| TEXT SECTION |
—————
I know there are no magic answers. But I sort of hope writing this all out will help me process things.

I have been with my husband for nearly 15 years, married for just over 11. We have always had an issue with rows - we can both be fiery and I get very defensive very easily. But, whilst we always acknowledged that we needed to be better at communicating, we thought that at least it meant we weren't bottling things up. And we loved each other. We were so close, always cuddling up and affectionate. Sex life went a bit after we had our first child (now 8 1/2) but still attracted to each other. We lost a son 5 1/2 years ago, and both felt that we became closer. Whilst I was off work then, we moved house and planned to extend, with an annex for my mum to live in. We had another child (now 3 1/2) and things were really good.

He is very charming (sales) and is a good listener. He has always been friendly with the women at work, but I was never worried (apart from thinking they might try something, but I trusted him implicitly). Recently, we have seen friends' marriages break up, and it was down to lack of communication, which we didn't think was an issue.

About 18 months ago, he started to lose weight, eating differently and running/cycling. He seemed to change a lot, but we still had lots of fun and enjoyed spending time together. I struggled a little that he wanted to spend so much of his free time without me, but I didn't begrudge him wanting to change, I was pleased he was being healthier and he was happy.

Over the summer I started to hear a lot about a girl at his work, from our daughters rather than him (they would often go into work with him on his day off if he had to drop ppw or sign docs) and then my eldest mentioned that they had spent a Sunday together (when I was working). I asked him what was going on, and if he had anything to tell me. He said that he was unhappy in the relationship. That he had been for 6 years, that he had been tempted to cheat on me but hadn't.

We stopped the extension build (which was due to start the following week) and talked about what to do. He almost moved out, but we both said we wanted to save the relationship and try counselling. So he stayed and we started to get plans in place to see a therapist, but had to wait a few weeks for an appointment.

One evening, I was watching TV and the main character found out her husband was cheating, and it made me so uncomfortable. It felt really familiar. The next morning, I found his phone and read his messages to the girl at work. He was talking about dreaming about her the night before. I confronted him, and he admitted that since the previous conversation, he had slept with her a couple of times. He said he would move out. I spent the day with a friend, and when I got home, I said that he could stay. That I still wanted to be with him, and still wanted to try therapy. But he said he wanted to live alone. He said he had finished it with the girl (A***, she is 23).

We did a few weeks of therapy, talking about what the issues were and we were supposed to have a session on what we thought needed to change. At the beginning of the session he said he thought it was too far gone. That we had too much to change, and by continuing the process, it risked hurting each other more, upsetting the children and he didn't think it would work anyway.
—————
| PROBLEM SET |
1: In the account of the marriage breakdown, condense the paragraph beginning "We stopped the extension build" into a short bulleted list that keeps its main facts.
2: Carry on the account of the marriage breakdown, starting after its final sentence about the therapy session.

| ENTRIES PROVIDED |
—————
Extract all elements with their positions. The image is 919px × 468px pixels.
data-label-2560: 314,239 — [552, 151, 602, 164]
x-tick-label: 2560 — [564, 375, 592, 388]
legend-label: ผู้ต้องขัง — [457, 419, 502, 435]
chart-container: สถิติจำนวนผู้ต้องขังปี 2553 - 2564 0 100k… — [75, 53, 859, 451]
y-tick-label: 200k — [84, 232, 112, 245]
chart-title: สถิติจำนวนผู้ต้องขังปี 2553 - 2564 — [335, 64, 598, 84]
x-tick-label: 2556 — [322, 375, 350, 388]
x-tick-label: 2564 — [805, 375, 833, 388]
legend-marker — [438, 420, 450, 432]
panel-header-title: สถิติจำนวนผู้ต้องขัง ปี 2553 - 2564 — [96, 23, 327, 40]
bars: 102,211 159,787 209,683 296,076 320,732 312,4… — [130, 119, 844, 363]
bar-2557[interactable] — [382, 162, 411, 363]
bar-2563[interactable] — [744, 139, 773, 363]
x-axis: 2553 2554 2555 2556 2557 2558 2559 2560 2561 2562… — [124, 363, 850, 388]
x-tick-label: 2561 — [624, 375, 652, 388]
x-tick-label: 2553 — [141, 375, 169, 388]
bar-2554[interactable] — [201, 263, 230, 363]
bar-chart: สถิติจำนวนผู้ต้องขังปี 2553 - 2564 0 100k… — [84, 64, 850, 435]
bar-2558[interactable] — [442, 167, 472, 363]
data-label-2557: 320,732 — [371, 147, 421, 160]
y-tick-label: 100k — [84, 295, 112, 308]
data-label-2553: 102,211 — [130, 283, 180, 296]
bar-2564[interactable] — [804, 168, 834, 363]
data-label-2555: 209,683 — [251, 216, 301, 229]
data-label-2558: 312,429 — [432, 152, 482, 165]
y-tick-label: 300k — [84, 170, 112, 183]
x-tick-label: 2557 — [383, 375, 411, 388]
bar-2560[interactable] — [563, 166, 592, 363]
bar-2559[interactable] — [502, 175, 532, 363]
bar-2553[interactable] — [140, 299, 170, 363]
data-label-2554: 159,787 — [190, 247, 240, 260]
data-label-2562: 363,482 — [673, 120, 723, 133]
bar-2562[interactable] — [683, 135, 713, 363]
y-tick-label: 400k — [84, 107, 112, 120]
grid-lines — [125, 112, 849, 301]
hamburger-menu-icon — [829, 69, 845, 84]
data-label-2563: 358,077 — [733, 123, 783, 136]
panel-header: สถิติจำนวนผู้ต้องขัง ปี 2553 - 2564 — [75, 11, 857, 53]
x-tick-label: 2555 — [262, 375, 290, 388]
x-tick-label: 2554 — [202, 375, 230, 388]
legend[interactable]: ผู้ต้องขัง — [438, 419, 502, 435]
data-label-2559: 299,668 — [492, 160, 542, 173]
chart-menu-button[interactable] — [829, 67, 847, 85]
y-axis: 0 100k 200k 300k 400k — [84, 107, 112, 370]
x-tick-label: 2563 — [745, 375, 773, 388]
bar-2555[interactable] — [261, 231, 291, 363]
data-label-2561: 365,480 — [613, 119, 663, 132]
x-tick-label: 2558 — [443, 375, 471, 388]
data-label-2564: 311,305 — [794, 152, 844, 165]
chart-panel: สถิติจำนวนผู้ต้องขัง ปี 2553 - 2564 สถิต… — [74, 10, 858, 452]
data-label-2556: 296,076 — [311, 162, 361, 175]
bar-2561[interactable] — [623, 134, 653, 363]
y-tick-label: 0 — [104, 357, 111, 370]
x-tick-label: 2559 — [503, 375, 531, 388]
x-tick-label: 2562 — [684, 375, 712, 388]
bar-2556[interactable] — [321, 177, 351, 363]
—————
| PER-TASK OUTPUTS |
1:
- The extension build, due to start the following week, was stopped.
- The couple talked about what to do, and he almost moved out.
- Both said they wanted to save the relationship and try counseling.
- He stayed, and they began arranging to see a therapist but had to wait a few weeks for an appointment.

2:
That was about a month ago. Since then, I feel I've totally unraveled. He is now seeing A again. I know they've been sleeping together. I don't know when it started again. I saw them last week, walking round the shops together, holding hands.

I miss him so much. I haven't been apart from him for more than a few nights since I was 18. I'm 33 now, and he is 39.

I thought this might be some kind of mid life crises, I know he has been changing a lot over the last year or so, and maybe he needed to change more than just his diet. I know he said he felt unhappy for 6 years, but clearly something changed recently. Up until a few months ago he was posting about how much he loved me on facebook etc.

I can't stop crying, my mind turns over and over what he said, and what I said. What he might be saying to her. How I can get him back. What I can do to show him he should be with me.

I don't know what to do.

dolly3012xo Mon 06-Nov-17 15:41:10

Didn't want to read and run. Don't have much advice but just know that you are worth so much more and you shouldn't have to show him that he should be with you. flowers flowersflowers

Ilovetolurk Mon 06-Nov-17 20:45:22

Sorry OP you must be devastated flowers

You might be better asking if mn can move this to relationships you will get more readers there to support you

Bibbidee Mon 06-Nov-17 23:28:38

@MrsY

What I can do to show him he should be with me.

Nothing? Looks like he's chosen the OW. It's so hard OP. 💐

Bibbidee Mon 06-Nov-17 23:30:44

@MrsY Try to remember that you didn't cause this, this is all him. Will post more tomorrow when awake. 👍

AcrossthePond55 Mon 06-Nov-17 23:52:53

As hard and painful as it is, you must accept that there is nothing you can do or say to change his mind. He has moved on. I'm sorry, but there it is.

What you have to do is turn all that focus and energy you are wasting on him inward, towards helping yourself. You don't have to stop loving him, that will come in its own good time. But you do have to start trying to move forward, despite your feelings for him. Consider counseling.

The first thing to do is stop any talking to him about the past or about the future. Focus only on the 'now', specifically dealing only with the children. If there are still joint financial obligations, those too.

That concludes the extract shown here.